Enunciado da tarefa 1 —
Transcreva sem alterações as linhas que vêm depois do texto, desde a primeira até à linha que contém "y-tick-label: 80%: [59, 163, 92, 176]", incluindo esta.

Texto citado —
● ● ● ● ●

Artigo de opinião de Gil Nunes.

Schmidt e La Palisse: cartas secretas
Futebol 365

Pelos vistos, para Schmidt o problema é simples: empatamos e precisamos de marcar para desembrulhar a coisa. Para todos nós, também. Uma conclusão óbvia que também se pode retirar deste bouquet é que compete aos treinadores encontrarem soluções para os problemas e não constatar que eles existem. Isso já toda a gente percebeu. Schmidt e La Palisse, cartas secretas.

O discurso de Schmidt faz lembrar aquele indivíduo que chamou o técnico porque o frigorífico avariou. Após análise, o técnico constata que o eletrodoméstico está mesmo avariado e o sujeito deve então chamar alguém que o repare. E mete a conta. É claro que a questão apresenta gotículas de exagero, mas o discurso de Schmidt não anda muito longe desta neblina contínua que, ainda que de forma indireta, impede o desenvolvimento progressivo da equipa. Não vem mal nenhum ao mundo encarnado um empate em Moreira de Cónegos, sobretudo quando a equipa visitada tem uma organização defensiva capaz de fazer inveja a muitos tubarões do futebol europeu. Há muito mérito do Moreirense, isto para além de muitos alibis à mistura. O empate do Benfica até que é natural dentro de um contexto em que o Moreirense sofre poucos golos e só Braga e FC Porto conseguiram por lá triunfar. E de forma muito suada.

● ● ● ● ●

Linhas apresentadas —
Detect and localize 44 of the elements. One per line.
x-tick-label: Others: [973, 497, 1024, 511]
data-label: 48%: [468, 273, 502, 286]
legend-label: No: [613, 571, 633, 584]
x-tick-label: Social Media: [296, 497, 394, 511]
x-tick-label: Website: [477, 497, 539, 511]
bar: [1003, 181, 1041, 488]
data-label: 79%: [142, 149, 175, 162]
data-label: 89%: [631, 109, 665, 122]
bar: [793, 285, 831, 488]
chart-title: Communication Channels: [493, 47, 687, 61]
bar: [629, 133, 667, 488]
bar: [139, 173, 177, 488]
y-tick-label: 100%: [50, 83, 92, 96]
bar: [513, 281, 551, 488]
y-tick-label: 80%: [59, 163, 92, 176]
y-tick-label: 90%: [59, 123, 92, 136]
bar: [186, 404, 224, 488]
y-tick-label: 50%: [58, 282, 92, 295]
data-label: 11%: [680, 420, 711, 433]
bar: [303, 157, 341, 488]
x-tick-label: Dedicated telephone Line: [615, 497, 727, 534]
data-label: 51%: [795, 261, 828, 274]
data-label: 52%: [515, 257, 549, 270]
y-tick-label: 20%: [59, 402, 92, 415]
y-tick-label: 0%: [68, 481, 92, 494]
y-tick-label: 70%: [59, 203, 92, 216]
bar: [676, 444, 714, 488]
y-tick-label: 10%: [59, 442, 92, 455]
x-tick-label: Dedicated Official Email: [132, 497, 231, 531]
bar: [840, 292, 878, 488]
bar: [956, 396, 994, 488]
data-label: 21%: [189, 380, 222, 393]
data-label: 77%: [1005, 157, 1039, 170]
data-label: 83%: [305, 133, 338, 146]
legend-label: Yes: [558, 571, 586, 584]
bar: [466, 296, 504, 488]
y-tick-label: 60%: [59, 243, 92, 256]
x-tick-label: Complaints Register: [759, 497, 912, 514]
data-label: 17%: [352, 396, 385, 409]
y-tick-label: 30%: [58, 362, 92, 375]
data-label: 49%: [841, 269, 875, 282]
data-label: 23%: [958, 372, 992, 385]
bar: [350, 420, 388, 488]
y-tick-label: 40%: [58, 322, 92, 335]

● ● ● ● ●

Enunciado da tarefa 2 —
Extraia do artigo de opinião sobre Schmidt, sem qualquer alteração, o trecho que começa nas palavras "Schmidt e La Palisse: cartas" e termina em "Palisse, cartas secretas.".

Resolução da tarefa 1 —
Detect and localize 44 of the elements. One per line.
x-tick-label: Others: [973, 497, 1024, 511]
data-label: 48%: [468, 273, 502, 286]
legend-label: No: [613, 571, 633, 584]
x-tick-label: Social Media: [296, 497, 394, 511]
x-tick-label: Website: [477, 497, 539, 511]
bar: [1003, 181, 1041, 488]
data-label: 79%: [142, 149, 175, 162]
data-label: 89%: [631, 109, 665, 122]
bar: [793, 285, 831, 488]
chart-title: Communication Channels: [493, 47, 687, 61]
bar: [629, 133, 667, 488]
bar: [139, 173, 177, 488]
y-tick-label: 100%: [50, 83, 92, 96]
bar: [513, 281, 551, 488]
y-tick-label: 80%: [59, 163, 92, 176]

Resolução da tarefa 2 —
Schmidt e La Palisse: cartas secretas
Futebol 365

Pelos vistos, para Schmidt o problema é simples: empatamos e precisamos de marcar para desembrulhar a coisa. Para todos nós, também. Uma conclusão óbvia que também se pode retirar deste bouquet é que compete aos treinadores encontrarem soluções para os problemas e não constatar que eles existem. Isso já toda a gente percebeu. Schmidt e La Palisse, cartas secretas.